*Your objective*.
Write the data out again exactly, with no pictures.

*Dataset*.
----------

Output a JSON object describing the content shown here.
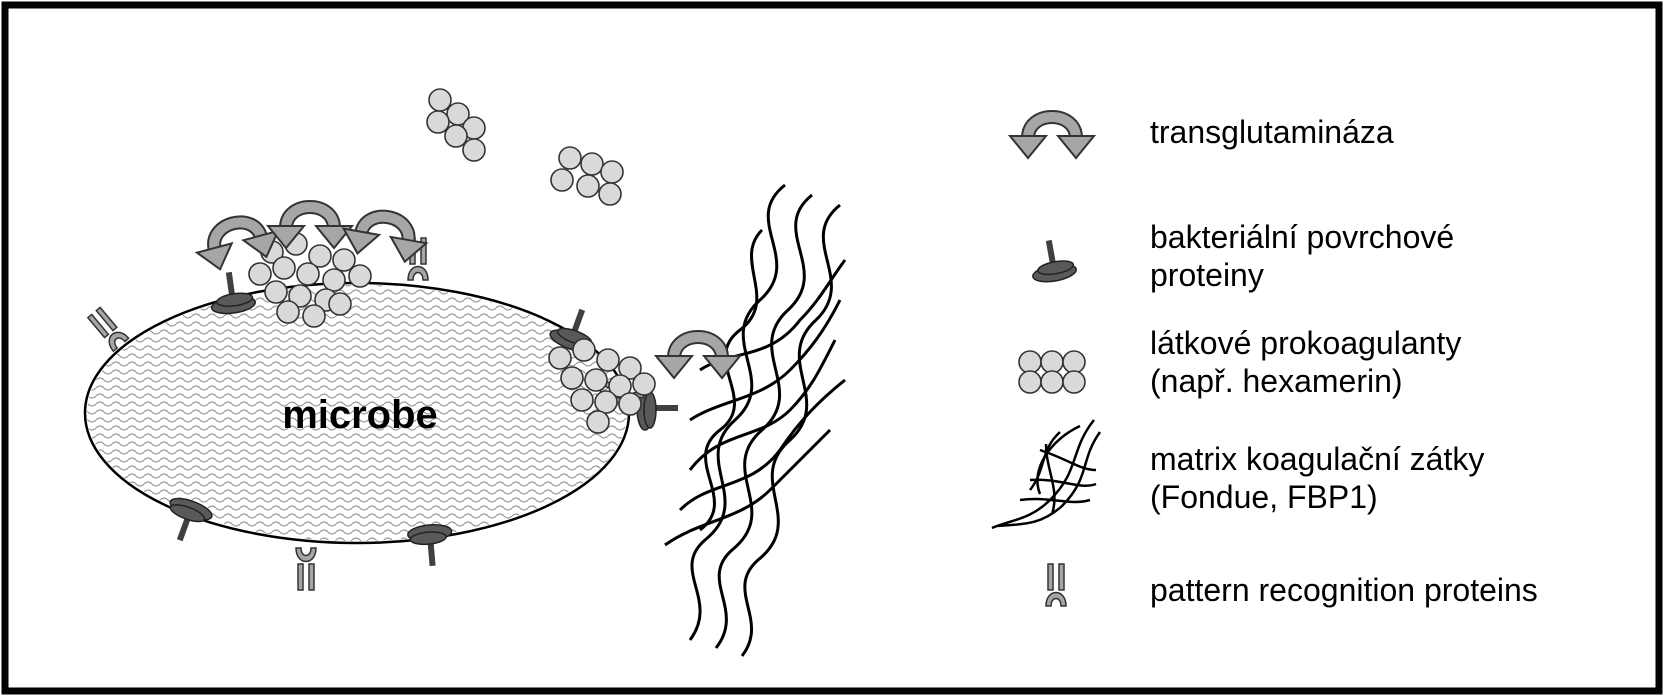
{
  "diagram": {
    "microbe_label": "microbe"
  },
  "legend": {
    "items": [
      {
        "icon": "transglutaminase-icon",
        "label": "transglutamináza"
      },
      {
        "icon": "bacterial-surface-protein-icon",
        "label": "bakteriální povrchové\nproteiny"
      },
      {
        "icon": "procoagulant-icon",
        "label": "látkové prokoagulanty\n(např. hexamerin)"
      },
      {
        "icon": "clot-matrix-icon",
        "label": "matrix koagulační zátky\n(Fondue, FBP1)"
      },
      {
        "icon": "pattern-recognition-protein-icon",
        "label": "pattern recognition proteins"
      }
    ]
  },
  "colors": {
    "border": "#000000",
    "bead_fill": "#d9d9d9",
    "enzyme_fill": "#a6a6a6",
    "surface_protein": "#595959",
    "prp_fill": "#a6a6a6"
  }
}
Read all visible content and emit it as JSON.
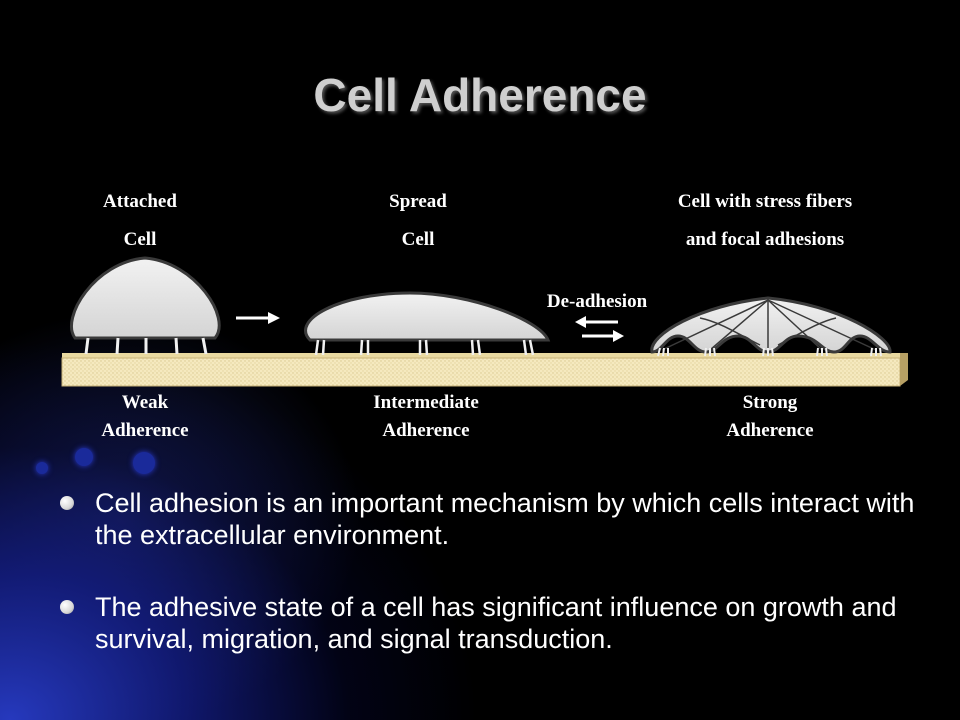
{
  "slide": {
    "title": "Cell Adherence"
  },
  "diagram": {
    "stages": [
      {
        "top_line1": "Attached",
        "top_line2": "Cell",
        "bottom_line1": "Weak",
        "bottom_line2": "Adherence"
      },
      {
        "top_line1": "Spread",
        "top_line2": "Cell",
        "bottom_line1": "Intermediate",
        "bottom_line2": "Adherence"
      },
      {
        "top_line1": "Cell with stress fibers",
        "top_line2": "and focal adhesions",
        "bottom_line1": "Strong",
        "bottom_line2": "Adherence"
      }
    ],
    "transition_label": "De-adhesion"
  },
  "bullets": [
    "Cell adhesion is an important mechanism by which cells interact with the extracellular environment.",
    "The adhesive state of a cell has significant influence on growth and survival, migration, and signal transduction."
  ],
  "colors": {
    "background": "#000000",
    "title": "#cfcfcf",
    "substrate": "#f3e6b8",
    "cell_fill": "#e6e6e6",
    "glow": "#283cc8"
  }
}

----------

*Your response*.
Output a JSON object describing the content shown here.
{
  "diagram": {
    "microbe_label": "microbe"
  },
  "legend": {
    "items": [
      {
        "icon": "transglutaminase-icon",
        "label": "transglutamináza"
      },
      {
        "icon": "bacterial-surface-protein-icon",
        "label": "bakteriální povrchové\nproteiny"
      },
      {
        "icon": "procoagulant-icon",
        "label": "látkové prokoagulanty\n(např. hexamerin)"
      },
      {
        "icon": "clot-matrix-icon",
        "label": "matrix koagulační zátky\n(Fondue, FBP1)"
      },
      {
        "icon": "pattern-recognition-protein-icon",
        "label": "pattern recognition proteins"
      }
    ]
  },
  "colors": {
    "border": "#000000",
    "bead_fill": "#d9d9d9",
    "enzyme_fill": "#a6a6a6",
    "surface_protein": "#595959",
    "prp_fill": "#a6a6a6"
  }
}
Read all visible content and emit it as JSON.
{
  "slide": {
    "title": "Cell Adherence"
  },
  "diagram": {
    "stages": [
      {
        "top_line1": "Attached",
        "top_line2": "Cell",
        "bottom_line1": "Weak",
        "bottom_line2": "Adherence"
      },
      {
        "top_line1": "Spread",
        "top_line2": "Cell",
        "bottom_line1": "Intermediate",
        "bottom_line2": "Adherence"
      },
      {
        "top_line1": "Cell with stress fibers",
        "top_line2": "and focal adhesions",
        "bottom_line1": "Strong",
        "bottom_line2": "Adherence"
      }
    ],
    "transition_label": "De-adhesion"
  },
  "bullets": [
    "Cell adhesion is an important mechanism by which cells interact with the extracellular environment.",
    "The adhesive state of a cell has significant influence on growth and survival, migration, and signal transduction."
  ],
  "colors": {
    "background": "#000000",
    "title": "#cfcfcf",
    "substrate": "#f3e6b8",
    "cell_fill": "#e6e6e6",
    "glow": "#283cc8"
  }
}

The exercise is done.